▶ _To be done_
Every line of the material is to be quoted verbatim, minus the pictures.

▶ _Exercise input_
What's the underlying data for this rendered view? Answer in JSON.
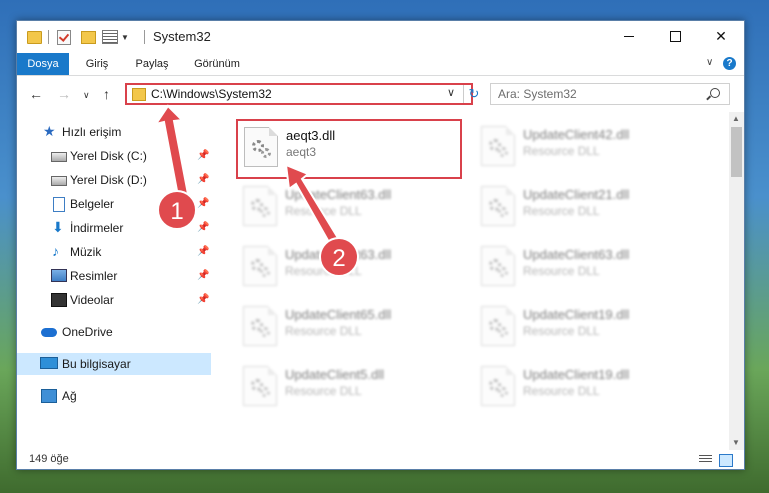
{
  "window": {
    "title": "System32"
  },
  "ribbon": {
    "tabs": [
      "Dosya",
      "Giriş",
      "Paylaş",
      "Görünüm"
    ]
  },
  "address": {
    "path": "C:\\Windows\\System32"
  },
  "search": {
    "placeholder": "Ara: System32"
  },
  "sidebar": {
    "items": [
      {
        "label": "Hızlı erişim",
        "icon": "star-icon"
      },
      {
        "label": "Yerel Disk (C:)",
        "icon": "drive-icon"
      },
      {
        "label": "Yerel Disk (D:)",
        "icon": "drive-icon"
      },
      {
        "label": "Belgeler",
        "icon": "documents-icon"
      },
      {
        "label": "İndirmeler",
        "icon": "download-icon"
      },
      {
        "label": "Müzik",
        "icon": "music-icon"
      },
      {
        "label": "Resimler",
        "icon": "pictures-icon"
      },
      {
        "label": "Videolar",
        "icon": "video-icon"
      },
      {
        "label": "OneDrive",
        "icon": "cloud-icon"
      },
      {
        "label": "Bu bilgisayar",
        "icon": "computer-icon"
      },
      {
        "label": "Ağ",
        "icon": "network-icon"
      }
    ]
  },
  "files": [
    {
      "name": "aeqt3.dll",
      "type": "aeqt3"
    },
    {
      "name": "UpdateClient42.dll",
      "type": "Resource DLL"
    },
    {
      "name": "UpdateClient63.dll",
      "type": "Resource DLL"
    },
    {
      "name": "UpdateClient21.dll",
      "type": "Resource DLL"
    },
    {
      "name": "UpdateClient63.dll",
      "type": "Resource DLL"
    },
    {
      "name": "UpdateClient63.dll",
      "type": "Resource DLL"
    },
    {
      "name": "UpdateClient65.dll",
      "type": "Resource DLL"
    },
    {
      "name": "UpdateClient19.dll",
      "type": "Resource DLL"
    },
    {
      "name": "UpdateClient5.dll",
      "type": "Resource DLL"
    },
    {
      "name": "UpdateClient19.dll",
      "type": "Resource DLL"
    }
  ],
  "status": {
    "item_count": "149 öğe"
  },
  "annotations": {
    "step1": "1",
    "step2": "2",
    "color": "#e04a4e"
  }
}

▶ _Worked solution_
What's the underlying data for this rendered view? Answer in JSON.
{
  "window": {
    "title": "System32"
  },
  "ribbon": {
    "tabs": [
      "Dosya",
      "Giriş",
      "Paylaş",
      "Görünüm"
    ]
  },
  "address": {
    "path": "C:\\Windows\\System32"
  },
  "search": {
    "placeholder": "Ara: System32"
  },
  "sidebar": {
    "items": [
      {
        "label": "Hızlı erişim",
        "icon": "star-icon"
      },
      {
        "label": "Yerel Disk (C:)",
        "icon": "drive-icon"
      },
      {
        "label": "Yerel Disk (D:)",
        "icon": "drive-icon"
      },
      {
        "label": "Belgeler",
        "icon": "documents-icon"
      },
      {
        "label": "İndirmeler",
        "icon": "download-icon"
      },
      {
        "label": "Müzik",
        "icon": "music-icon"
      },
      {
        "label": "Resimler",
        "icon": "pictures-icon"
      },
      {
        "label": "Videolar",
        "icon": "video-icon"
      },
      {
        "label": "OneDrive",
        "icon": "cloud-icon"
      },
      {
        "label": "Bu bilgisayar",
        "icon": "computer-icon"
      },
      {
        "label": "Ağ",
        "icon": "network-icon"
      }
    ]
  },
  "files": [
    {
      "name": "aeqt3.dll",
      "type": "aeqt3"
    },
    {
      "name": "UpdateClient42.dll",
      "type": "Resource DLL"
    },
    {
      "name": "UpdateClient63.dll",
      "type": "Resource DLL"
    },
    {
      "name": "UpdateClient21.dll",
      "type": "Resource DLL"
    },
    {
      "name": "UpdateClient63.dll",
      "type": "Resource DLL"
    },
    {
      "name": "UpdateClient63.dll",
      "type": "Resource DLL"
    },
    {
      "name": "UpdateClient65.dll",
      "type": "Resource DLL"
    },
    {
      "name": "UpdateClient19.dll",
      "type": "Resource DLL"
    },
    {
      "name": "UpdateClient5.dll",
      "type": "Resource DLL"
    },
    {
      "name": "UpdateClient19.dll",
      "type": "Resource DLL"
    }
  ],
  "status": {
    "item_count": "149 öğe"
  },
  "annotations": {
    "step1": "1",
    "step2": "2",
    "color": "#e04a4e"
  }
}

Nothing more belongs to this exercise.